Task description :: Review the material line by line. Identify and copy every line that contains the string "digital".

Data in this exercise ::
- - - - -

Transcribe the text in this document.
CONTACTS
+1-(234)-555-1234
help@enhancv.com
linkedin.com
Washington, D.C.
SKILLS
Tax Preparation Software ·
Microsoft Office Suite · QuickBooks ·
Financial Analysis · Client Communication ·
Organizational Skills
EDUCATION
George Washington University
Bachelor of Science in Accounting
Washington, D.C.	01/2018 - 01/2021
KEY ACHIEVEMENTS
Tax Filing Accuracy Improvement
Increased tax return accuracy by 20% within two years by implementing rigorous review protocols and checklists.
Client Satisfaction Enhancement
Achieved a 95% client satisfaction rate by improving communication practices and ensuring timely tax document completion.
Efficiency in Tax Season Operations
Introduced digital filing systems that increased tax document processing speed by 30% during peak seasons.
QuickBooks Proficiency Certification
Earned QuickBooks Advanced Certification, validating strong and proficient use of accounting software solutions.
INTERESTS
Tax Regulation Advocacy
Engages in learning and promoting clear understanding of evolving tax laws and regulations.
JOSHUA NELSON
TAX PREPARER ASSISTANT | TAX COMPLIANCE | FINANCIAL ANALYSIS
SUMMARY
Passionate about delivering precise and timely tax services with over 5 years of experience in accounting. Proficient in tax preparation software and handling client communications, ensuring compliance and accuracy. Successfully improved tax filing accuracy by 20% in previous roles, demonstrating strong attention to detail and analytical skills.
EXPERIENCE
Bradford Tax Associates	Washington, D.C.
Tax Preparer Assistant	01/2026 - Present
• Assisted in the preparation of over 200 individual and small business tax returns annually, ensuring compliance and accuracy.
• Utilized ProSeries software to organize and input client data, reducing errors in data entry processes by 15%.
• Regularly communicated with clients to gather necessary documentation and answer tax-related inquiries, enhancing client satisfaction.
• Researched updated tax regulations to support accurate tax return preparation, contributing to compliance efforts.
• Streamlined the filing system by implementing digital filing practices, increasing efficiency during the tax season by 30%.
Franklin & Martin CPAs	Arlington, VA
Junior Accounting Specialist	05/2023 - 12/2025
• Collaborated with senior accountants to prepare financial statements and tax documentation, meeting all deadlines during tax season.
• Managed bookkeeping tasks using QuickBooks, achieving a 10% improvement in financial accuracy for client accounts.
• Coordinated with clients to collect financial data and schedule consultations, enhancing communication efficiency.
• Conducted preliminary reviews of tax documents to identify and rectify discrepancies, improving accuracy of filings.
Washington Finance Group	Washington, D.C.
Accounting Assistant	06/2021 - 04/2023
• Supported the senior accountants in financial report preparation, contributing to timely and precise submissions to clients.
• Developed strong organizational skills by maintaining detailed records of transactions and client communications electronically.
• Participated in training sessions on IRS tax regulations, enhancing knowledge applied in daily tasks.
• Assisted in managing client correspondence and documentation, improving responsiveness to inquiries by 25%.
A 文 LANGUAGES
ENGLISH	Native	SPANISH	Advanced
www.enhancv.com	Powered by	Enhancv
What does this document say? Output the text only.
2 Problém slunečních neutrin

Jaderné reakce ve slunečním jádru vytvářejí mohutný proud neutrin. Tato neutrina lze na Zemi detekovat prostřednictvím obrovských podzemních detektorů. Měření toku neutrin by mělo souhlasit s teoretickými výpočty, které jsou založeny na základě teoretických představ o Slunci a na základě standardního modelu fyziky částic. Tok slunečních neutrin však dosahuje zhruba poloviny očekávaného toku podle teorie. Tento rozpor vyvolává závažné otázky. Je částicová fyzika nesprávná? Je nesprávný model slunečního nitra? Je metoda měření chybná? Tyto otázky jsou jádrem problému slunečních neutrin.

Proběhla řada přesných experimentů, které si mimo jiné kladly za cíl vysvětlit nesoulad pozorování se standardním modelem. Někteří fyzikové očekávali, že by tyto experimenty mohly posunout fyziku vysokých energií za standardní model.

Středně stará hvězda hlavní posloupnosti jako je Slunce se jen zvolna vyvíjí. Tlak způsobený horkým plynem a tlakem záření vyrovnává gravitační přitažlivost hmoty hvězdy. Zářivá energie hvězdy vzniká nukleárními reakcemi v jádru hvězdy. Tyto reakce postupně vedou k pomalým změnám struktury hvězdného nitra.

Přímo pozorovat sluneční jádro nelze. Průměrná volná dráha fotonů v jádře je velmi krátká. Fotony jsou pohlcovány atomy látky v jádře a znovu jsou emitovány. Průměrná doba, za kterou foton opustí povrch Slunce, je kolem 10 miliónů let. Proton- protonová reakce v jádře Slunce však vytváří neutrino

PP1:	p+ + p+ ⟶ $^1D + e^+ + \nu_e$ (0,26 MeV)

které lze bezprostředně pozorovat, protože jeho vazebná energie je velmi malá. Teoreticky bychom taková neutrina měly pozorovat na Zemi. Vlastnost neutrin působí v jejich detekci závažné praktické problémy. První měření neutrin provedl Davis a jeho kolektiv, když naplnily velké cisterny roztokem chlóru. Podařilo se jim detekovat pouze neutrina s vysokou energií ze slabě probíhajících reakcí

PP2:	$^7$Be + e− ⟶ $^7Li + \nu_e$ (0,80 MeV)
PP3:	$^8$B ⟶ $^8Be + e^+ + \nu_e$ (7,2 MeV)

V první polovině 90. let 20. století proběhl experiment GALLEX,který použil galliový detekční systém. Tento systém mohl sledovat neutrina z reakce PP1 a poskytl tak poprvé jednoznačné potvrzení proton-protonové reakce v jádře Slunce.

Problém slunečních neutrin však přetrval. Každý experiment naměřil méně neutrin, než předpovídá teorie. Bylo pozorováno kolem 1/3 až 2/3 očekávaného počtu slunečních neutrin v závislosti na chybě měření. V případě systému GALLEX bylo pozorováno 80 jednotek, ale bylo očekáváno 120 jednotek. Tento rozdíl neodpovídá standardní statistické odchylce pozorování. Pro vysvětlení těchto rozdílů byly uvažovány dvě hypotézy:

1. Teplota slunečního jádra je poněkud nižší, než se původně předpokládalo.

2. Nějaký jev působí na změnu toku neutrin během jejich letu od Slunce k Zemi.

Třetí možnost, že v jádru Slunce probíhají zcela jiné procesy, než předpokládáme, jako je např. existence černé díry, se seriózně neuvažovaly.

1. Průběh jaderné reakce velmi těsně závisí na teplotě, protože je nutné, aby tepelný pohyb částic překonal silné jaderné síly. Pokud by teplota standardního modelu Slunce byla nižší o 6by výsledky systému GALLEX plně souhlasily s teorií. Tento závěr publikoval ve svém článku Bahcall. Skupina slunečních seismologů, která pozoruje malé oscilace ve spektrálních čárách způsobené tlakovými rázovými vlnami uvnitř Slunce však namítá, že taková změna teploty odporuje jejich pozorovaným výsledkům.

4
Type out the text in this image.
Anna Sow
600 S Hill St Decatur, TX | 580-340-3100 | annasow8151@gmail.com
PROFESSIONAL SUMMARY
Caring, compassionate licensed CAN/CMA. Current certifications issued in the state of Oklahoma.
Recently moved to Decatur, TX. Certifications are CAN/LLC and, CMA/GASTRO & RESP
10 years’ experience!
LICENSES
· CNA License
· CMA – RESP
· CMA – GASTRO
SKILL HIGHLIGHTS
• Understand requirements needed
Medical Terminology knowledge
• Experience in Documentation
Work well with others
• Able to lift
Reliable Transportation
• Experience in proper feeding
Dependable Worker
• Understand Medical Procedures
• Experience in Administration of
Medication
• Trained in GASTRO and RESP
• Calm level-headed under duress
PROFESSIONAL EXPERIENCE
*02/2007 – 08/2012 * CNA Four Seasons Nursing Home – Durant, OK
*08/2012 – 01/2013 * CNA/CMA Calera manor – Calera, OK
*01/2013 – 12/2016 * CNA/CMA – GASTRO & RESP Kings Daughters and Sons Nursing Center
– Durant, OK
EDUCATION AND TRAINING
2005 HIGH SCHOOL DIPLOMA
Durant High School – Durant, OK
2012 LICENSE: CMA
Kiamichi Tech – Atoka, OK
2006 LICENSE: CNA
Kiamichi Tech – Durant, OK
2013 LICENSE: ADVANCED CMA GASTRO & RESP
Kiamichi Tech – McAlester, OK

- - - - -

Exercise solution ::
Introduced digital filing systems that increased tax document processing speed by 30% during peak seasons.
• Streamlined the filing system by implementing digital filing practices, increasing efficiency during the tax season by 30%.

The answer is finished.